# EXERCISE REQUIREMENTS
Note each line that includes the word "sport". Copy those lines.

[Entries from a dataset]

● ● ● ●

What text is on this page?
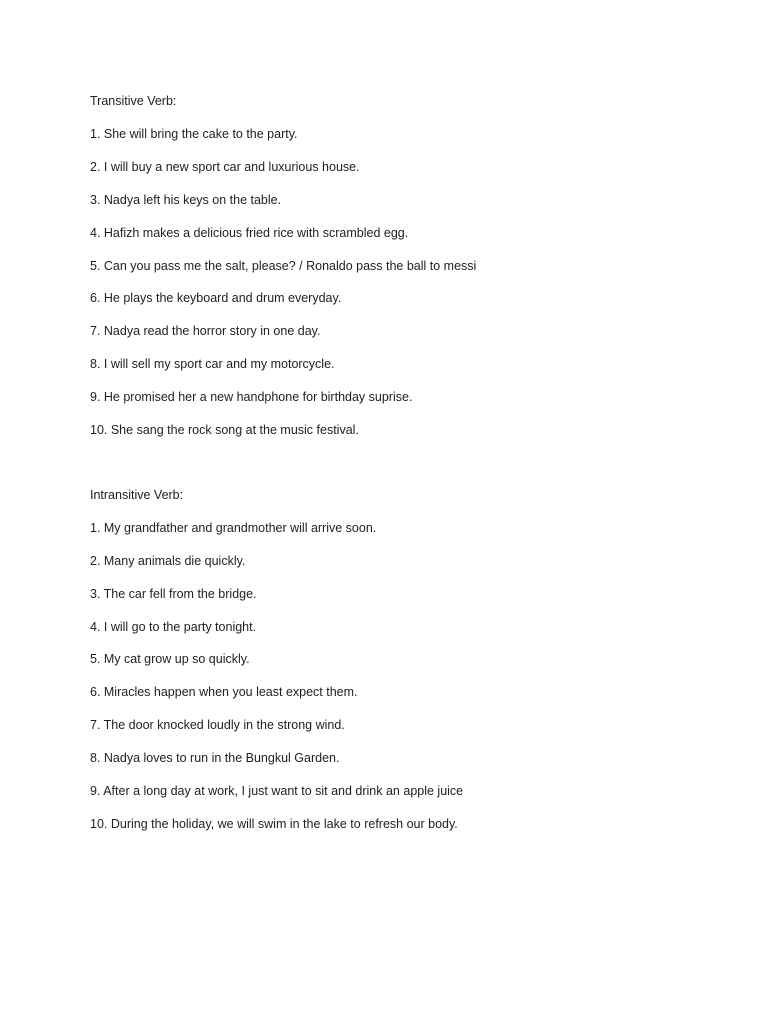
Transitive Verb:

1. She will bring the cake to the party.

2. I will buy a new sport car and luxurious house.

3. Nadya left his keys on the table.

4. Hafizh makes a delicious fried rice with scrambled egg.

5. Can you pass me the salt, please? / Ronaldo pass the ball to messi

6. He plays the keyboard and drum everyday.

7. Nadya read the horror story in one day.

8. I will sell my sport car and my motorcycle.

9. He promised her a new handphone for birthday suprise.

10. She sang the rock song at the music festival.

Intransitive Verb:

1. My grandfather and grandmother will arrive soon.

2. Many animals die quickly.

3. The car fell from the bridge.

4. I will go to the party tonight.

5. My cat grow up so quickly.

6. Miracles happen when you least expect them.

7. The door knocked loudly in the strong wind.

8. Nadya loves to run in the Bungkul Garden.

9. After a long day at work, I just want to sit and drink an apple juice

10. During the holiday, we will swim in the lake to refresh our body.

● ● ● ●

# SOLUTION FOR THIS TASK
2. I will buy a new sport car and luxurious house.
8. I will sell my sport car and my motorcycle.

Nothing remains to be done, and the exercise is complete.